- REQUIREMENT: Where a line holds the string "name", return that line.

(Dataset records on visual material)
-*-*-
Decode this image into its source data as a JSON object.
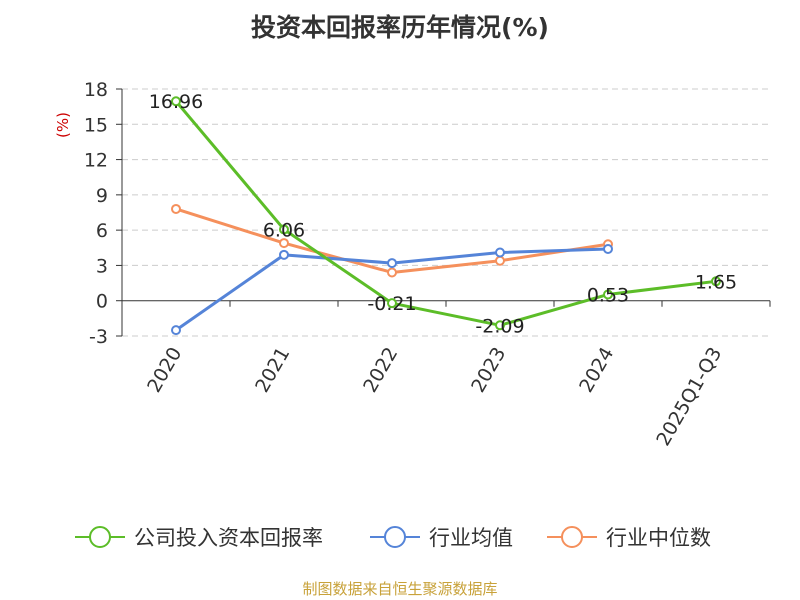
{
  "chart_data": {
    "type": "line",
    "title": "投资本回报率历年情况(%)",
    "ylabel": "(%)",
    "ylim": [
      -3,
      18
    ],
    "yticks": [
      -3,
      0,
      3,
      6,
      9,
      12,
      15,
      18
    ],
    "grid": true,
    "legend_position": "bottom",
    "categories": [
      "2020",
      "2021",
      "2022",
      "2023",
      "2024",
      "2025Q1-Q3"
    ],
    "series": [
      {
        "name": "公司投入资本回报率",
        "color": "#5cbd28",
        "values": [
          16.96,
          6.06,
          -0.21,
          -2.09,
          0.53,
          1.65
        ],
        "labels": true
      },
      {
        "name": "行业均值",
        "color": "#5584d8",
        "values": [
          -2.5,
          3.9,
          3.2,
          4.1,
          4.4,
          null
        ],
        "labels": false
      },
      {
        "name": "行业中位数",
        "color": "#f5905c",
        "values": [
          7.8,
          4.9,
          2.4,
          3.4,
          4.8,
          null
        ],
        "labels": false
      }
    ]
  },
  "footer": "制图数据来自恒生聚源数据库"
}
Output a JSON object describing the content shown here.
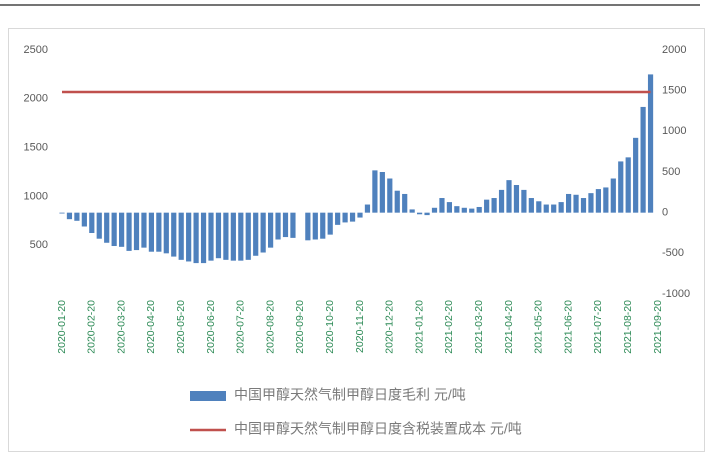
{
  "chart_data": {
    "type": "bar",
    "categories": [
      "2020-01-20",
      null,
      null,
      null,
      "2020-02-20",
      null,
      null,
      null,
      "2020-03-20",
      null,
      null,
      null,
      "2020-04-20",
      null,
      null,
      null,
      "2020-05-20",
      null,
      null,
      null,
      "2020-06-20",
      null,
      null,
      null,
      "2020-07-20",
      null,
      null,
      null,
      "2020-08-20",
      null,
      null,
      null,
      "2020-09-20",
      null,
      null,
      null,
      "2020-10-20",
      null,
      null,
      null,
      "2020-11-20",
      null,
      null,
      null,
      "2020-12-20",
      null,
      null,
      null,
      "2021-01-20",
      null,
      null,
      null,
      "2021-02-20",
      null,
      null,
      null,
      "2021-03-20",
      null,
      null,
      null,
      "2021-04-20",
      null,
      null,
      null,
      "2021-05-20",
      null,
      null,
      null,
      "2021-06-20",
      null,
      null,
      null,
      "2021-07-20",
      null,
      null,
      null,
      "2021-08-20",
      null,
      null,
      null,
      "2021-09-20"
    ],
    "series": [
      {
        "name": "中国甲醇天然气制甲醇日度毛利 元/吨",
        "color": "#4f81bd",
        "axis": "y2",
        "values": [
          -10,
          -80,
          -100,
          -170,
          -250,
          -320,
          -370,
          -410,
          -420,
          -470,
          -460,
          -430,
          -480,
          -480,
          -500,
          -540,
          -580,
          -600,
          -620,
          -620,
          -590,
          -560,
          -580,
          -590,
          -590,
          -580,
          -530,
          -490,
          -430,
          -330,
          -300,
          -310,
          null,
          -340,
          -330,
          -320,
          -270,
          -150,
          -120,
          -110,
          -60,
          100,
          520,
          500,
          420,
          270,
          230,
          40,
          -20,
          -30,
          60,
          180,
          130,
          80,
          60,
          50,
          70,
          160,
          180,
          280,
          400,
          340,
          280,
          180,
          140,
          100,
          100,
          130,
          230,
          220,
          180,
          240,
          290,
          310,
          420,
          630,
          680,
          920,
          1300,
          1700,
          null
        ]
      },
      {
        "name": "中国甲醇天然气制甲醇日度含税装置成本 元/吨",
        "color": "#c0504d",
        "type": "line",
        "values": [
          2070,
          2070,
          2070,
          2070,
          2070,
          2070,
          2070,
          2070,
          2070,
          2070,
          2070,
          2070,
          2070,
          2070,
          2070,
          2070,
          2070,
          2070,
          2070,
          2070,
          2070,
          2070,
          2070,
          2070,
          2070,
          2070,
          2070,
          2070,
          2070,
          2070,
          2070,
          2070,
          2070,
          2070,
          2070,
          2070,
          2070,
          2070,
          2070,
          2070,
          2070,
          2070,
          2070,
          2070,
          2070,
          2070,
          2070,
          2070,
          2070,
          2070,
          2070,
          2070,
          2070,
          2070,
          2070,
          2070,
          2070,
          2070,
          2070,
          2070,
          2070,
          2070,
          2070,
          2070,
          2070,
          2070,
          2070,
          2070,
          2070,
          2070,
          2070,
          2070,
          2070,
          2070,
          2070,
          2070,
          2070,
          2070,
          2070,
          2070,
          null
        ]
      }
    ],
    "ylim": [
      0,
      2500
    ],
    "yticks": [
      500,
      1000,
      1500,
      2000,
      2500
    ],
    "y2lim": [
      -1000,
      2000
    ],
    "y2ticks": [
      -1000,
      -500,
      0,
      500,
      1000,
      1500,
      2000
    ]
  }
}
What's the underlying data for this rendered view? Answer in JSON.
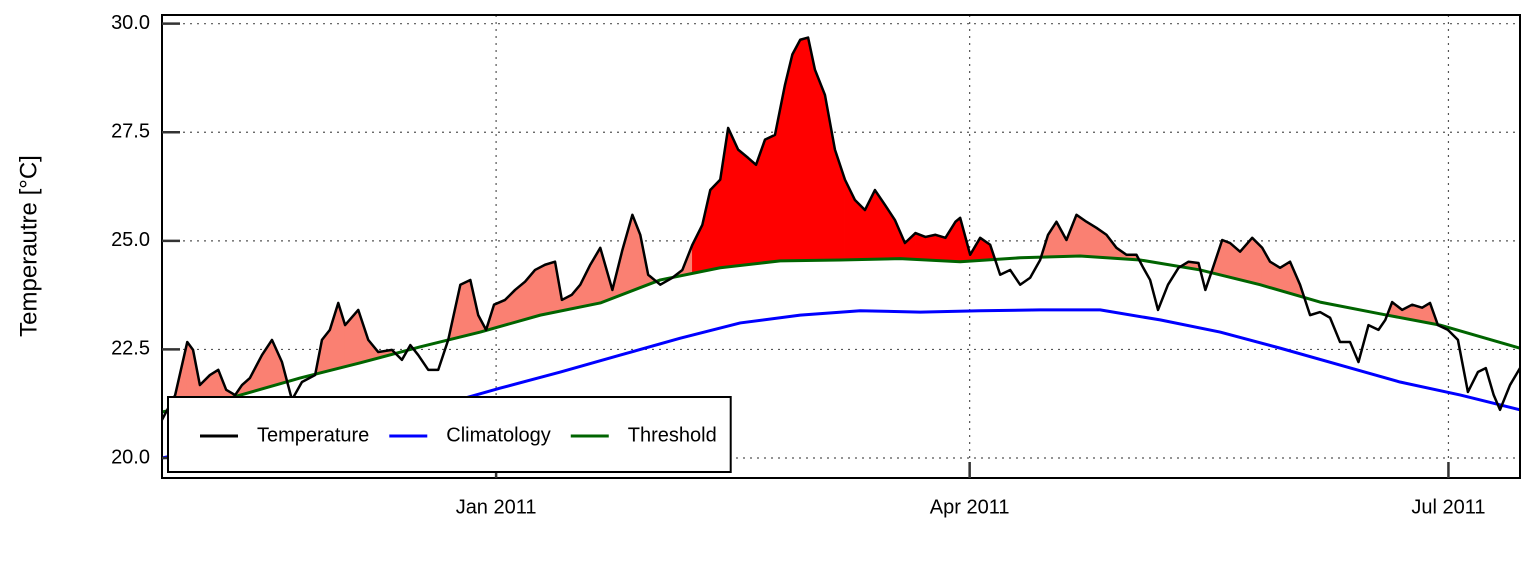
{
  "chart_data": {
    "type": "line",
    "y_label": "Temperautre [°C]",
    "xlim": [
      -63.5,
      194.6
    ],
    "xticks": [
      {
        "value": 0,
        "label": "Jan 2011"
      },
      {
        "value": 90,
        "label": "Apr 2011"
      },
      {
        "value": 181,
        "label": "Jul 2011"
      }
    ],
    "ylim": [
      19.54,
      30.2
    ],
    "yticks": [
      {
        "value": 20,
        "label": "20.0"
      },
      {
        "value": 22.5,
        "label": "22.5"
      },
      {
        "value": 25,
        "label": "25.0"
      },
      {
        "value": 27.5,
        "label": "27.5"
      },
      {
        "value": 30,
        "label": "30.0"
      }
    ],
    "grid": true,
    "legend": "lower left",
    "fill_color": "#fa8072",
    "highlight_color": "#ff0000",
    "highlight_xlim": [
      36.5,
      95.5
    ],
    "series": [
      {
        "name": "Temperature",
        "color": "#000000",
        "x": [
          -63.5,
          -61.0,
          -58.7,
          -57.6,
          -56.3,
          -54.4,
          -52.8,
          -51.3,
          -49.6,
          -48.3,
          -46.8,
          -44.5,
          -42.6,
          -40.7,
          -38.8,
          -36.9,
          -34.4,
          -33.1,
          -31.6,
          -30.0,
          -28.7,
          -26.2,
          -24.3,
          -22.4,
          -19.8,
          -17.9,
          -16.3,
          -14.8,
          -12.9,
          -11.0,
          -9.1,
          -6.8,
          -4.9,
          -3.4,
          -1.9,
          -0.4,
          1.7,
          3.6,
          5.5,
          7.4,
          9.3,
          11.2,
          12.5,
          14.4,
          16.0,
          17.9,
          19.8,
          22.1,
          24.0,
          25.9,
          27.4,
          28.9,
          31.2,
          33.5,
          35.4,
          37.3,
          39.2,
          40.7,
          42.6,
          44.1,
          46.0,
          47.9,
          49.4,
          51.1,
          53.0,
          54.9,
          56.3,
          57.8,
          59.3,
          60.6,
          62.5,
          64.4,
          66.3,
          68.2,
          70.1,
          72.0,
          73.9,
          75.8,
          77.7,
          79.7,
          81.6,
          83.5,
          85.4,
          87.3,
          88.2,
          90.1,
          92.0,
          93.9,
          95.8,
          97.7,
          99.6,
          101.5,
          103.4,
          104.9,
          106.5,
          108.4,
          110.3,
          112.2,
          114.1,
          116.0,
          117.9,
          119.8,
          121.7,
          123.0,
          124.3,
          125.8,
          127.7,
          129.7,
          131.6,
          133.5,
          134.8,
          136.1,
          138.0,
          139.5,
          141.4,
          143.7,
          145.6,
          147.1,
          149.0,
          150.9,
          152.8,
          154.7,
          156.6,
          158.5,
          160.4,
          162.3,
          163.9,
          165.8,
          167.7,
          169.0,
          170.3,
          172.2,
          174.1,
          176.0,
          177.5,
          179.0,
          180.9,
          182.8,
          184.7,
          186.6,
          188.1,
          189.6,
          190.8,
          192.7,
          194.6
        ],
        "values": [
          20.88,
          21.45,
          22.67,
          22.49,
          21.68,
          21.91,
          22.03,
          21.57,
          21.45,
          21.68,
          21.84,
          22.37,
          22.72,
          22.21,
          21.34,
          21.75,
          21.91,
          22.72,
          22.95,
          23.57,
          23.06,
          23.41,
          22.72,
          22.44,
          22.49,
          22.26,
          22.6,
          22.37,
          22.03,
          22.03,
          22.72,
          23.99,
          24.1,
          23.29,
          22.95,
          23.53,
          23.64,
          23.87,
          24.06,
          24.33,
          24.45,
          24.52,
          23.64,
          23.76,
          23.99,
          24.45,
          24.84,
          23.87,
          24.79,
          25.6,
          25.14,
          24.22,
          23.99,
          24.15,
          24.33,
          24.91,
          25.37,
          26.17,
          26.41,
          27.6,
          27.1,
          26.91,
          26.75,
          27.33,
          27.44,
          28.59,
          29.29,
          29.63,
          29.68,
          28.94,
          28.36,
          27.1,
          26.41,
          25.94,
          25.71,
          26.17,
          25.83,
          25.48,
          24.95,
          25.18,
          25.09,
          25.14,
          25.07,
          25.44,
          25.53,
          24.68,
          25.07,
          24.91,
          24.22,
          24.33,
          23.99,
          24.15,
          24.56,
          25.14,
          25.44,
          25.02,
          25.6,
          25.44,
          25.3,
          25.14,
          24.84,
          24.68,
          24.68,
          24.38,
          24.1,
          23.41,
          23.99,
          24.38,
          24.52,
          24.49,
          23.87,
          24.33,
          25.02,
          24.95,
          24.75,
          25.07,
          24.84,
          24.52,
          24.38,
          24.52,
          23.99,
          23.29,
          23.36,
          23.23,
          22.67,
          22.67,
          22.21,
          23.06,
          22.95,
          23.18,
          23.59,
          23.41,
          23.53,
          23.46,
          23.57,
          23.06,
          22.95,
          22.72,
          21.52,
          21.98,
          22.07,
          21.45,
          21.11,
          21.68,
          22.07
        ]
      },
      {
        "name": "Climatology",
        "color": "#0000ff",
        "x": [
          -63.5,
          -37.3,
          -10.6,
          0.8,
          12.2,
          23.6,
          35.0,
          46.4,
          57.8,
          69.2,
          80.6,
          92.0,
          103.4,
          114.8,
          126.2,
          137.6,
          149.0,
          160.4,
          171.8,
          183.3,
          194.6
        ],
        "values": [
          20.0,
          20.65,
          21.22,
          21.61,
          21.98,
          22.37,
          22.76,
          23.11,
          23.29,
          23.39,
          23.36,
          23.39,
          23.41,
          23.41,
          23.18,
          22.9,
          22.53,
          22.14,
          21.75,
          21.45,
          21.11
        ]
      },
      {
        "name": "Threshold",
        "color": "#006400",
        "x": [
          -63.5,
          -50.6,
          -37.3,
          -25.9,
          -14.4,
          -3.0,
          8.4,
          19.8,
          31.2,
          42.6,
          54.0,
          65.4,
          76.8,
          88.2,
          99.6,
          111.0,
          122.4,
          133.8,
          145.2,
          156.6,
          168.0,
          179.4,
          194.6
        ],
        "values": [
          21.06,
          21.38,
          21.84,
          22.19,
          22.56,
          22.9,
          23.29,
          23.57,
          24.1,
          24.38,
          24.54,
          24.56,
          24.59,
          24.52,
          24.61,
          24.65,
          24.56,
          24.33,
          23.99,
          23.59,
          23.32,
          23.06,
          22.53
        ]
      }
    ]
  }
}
-*-*-
- SOLUTION TO THE EXERCISE:
        "name": "公司投入资本回报率",
        "name": "行业均值",
        "name": "行业中位数",
        "name": "中国甲醇天然气制甲醇日度毛利 元/吨",
        "name": "中国甲醇天然气制甲醇日度含税装置成本 元/吨",
        "name": "Temperature",
        "name": "Climatology",
        "name": "Threshold",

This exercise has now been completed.